** Begin DATA RECORDS **
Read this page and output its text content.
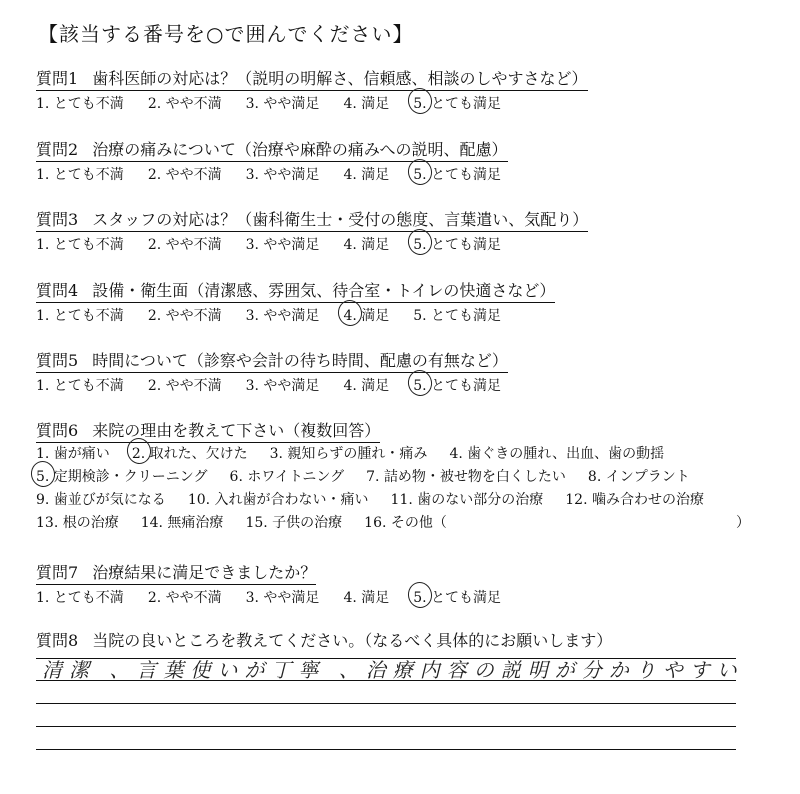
【該当する番号を○で囲んでください】
質問1 歯科医師の対応は？（説明の明解さ、信頼感、相談のしやすさなど）
1. とても不満 2. やや不満 3. やや満足 4. 満足 5. とても満足
質問2 治療の痛みについて（治療や麻酔の痛みへの説明、配慮）
1. とても不満 2. やや不満 3. やや満足 4. 満足 5. とても満足
質問3 スタッフの対応は？（歯科衛生士・受付の態度、言葉遣い、気配り）
1. とても不満 2. やや不満 3. やや満足 4. 満足 5. とても満足
質問4 設備・衛生面（清潔感、雰囲気、待合室・トイレの快適さなど）
1. とても不満 2. やや不満 3. やや満足 4. 満足 5. とても満足
質問5 時間について（診察や会計の待ち時間、配慮の有無など）
1. とても不満 2. やや不満 3. やや満足 4. 満足 5. とても満足
質問6 来院の理由を教えて下さい（複数回答）
1. 歯が痛い 2. 取れた、欠けた 3. 親知らずの腫れ・痛み 4. 歯ぐきの腫れ、出血、歯の動揺
5. 定期検診・クリーニング 6. ホワイトニング 7. 詰め物・被せ物を白くしたい 8. インプラント
9. 歯並びが気になる 10. 入れ歯が合わない・痛い 11. 歯のない部分の治療 12. 噛み合わせの治療
13. 根の治療 14. 無痛治療 15. 子供の治療 16. その他（	）
質問7 治療結果に満足できましたか？
1. とても不満 2. やや不満 3. やや満足 4. 満足 5. とても満足
質問8 当院の良いところを教えてください。（なるべく具体的にお願いします）
清潔 、言葉使いが丁寧 、治療内容の説明が分かりやすい
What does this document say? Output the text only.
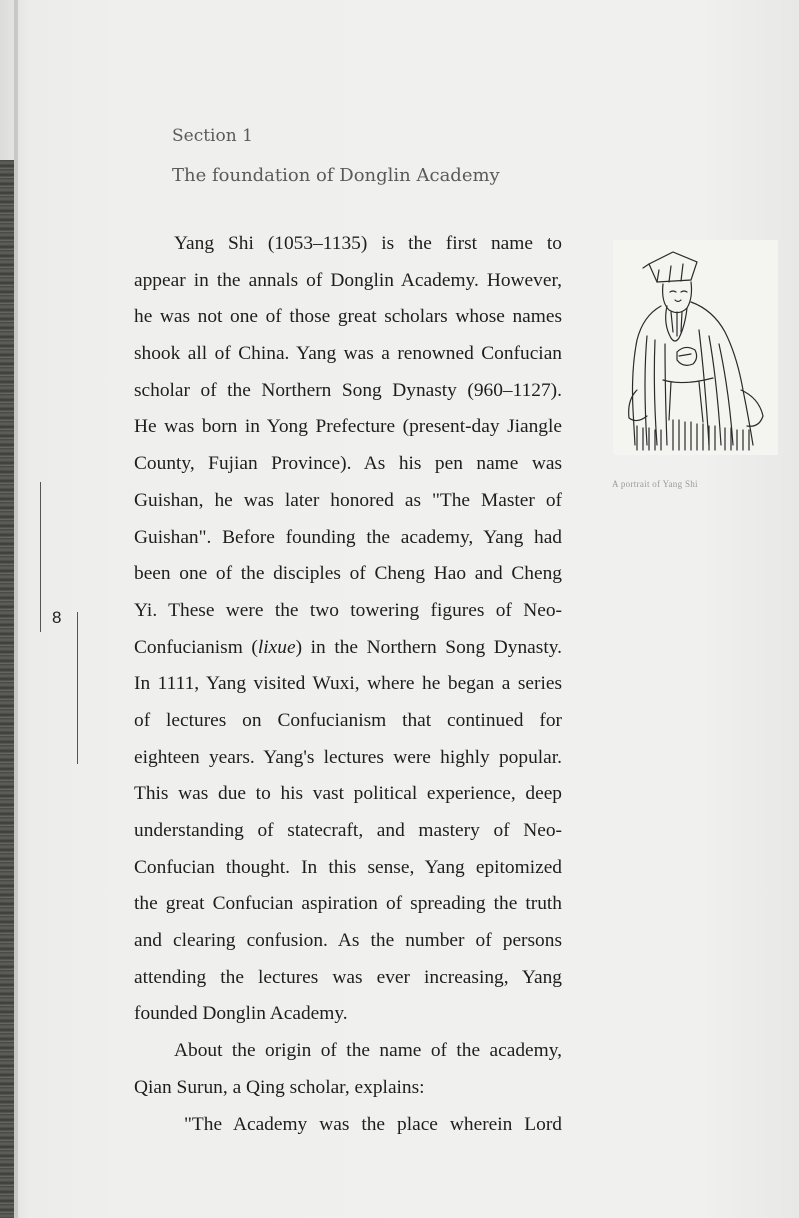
Section 1
The foundation of Donglin Academy
Yang Shi (1053–1135) is the first name to
appear in the annals of Donglin Academy. However,
he was not one of those great scholars whose names
shook all of China. Yang was a renowned Confucian
scholar of the Northern Song Dynasty (960–1127).
He was born in Yong Prefecture (present-day Jiangle
County, Fujian Province). As his pen name was
Guishan, he was later honored as "The Master of
Guishan". Before founding the academy, Yang had
been one of the disciples of Cheng Hao and Cheng
Yi. These were the two towering figures of Neo-
Confucianism (lixue) in the Northern Song Dynasty.
In 1111, Yang visited Wuxi, where he began a series
of lectures on Confucianism that continued for
eighteen years. Yang's lectures were highly popular.
This was due to his vast political experience, deep
understanding of statecraft, and mastery of Neo-
Confucian thought. In this sense, Yang epitomized
the great Confucian aspiration of spreading the truth
and clearing confusion. As the number of persons
attending the lectures was ever increasing, Yang
founded Donglin Academy.
About the origin of the name of the academy,
Qian Surun, a Qing scholar, explains:
"The Academy was the place wherein Lord
8
A portrait of Yang Shi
** End DATA RECORDS **
Reproduce each record from above exactly; pictures do not belong in the copy.

__SOLUTION TO THE EXERCISE__.
Read this page and output its text content.
【該当する番号を○で囲んでください】
質問1 歯科医師の対応は？（説明の明解さ、信頼感、相談のしやすさなど）
1. とても不満 2. やや不満 3. やや満足 4. 満足 5. とても満足
質問2 治療の痛みについて（治療や麻酔の痛みへの説明、配慮）
1. とても不満 2. やや不満 3. やや満足 4. 満足 5. とても満足
質問3 スタッフの対応は？（歯科衛生士・受付の態度、言葉遣い、気配り）
1. とても不満 2. やや不満 3. やや満足 4. 満足 5. とても満足
質問4 設備・衛生面（清潔感、雰囲気、待合室・トイレの快適さなど）
1. とても不満 2. やや不満 3. やや満足 4. 満足 5. とても満足
質問5 時間について（診察や会計の待ち時間、配慮の有無など）
1. とても不満 2. やや不満 3. やや満足 4. 満足 5. とても満足
質問6 来院の理由を教えて下さい（複数回答）
1. 歯が痛い 2. 取れた、欠けた 3. 親知らずの腫れ・痛み 4. 歯ぐきの腫れ、出血、歯の動揺
5. 定期検診・クリーニング 6. ホワイトニング 7. 詰め物・被せ物を白くしたい 8. インプラント
9. 歯並びが気になる 10. 入れ歯が合わない・痛い 11. 歯のない部分の治療 12. 噛み合わせの治療
13. 根の治療 14. 無痛治療 15. 子供の治療 16. その他（	）
質問7 治療結果に満足できましたか？
1. とても不満 2. やや不満 3. やや満足 4. 満足 5. とても満足
質問8 当院の良いところを教えてください。（なるべく具体的にお願いします）
清潔 、言葉使いが丁寧 、治療内容の説明が分かりやすい
What does this document say? Output the text only.
Section 1
The foundation of Donglin Academy
Yang Shi (1053–1135) is the first name to
appear in the annals of Donglin Academy. However,
he was not one of those great scholars whose names
shook all of China. Yang was a renowned Confucian
scholar of the Northern Song Dynasty (960–1127).
He was born in Yong Prefecture (present-day Jiangle
County, Fujian Province). As his pen name was
Guishan, he was later honored as "The Master of
Guishan". Before founding the academy, Yang had
been one of the disciples of Cheng Hao and Cheng
Yi. These were the two towering figures of Neo-
Confucianism (lixue) in the Northern Song Dynasty.
In 1111, Yang visited Wuxi, where he began a series
of lectures on Confucianism that continued for
eighteen years. Yang's lectures were highly popular.
This was due to his vast political experience, deep
understanding of statecraft, and mastery of Neo-
Confucian thought. In this sense, Yang epitomized
the great Confucian aspiration of spreading the truth
and clearing confusion. As the number of persons
attending the lectures was ever increasing, Yang
founded Donglin Academy.
About the origin of the name of the academy,
Qian Surun, a Qing scholar, explains:
"The Academy was the place wherein Lord
8
A portrait of Yang Shi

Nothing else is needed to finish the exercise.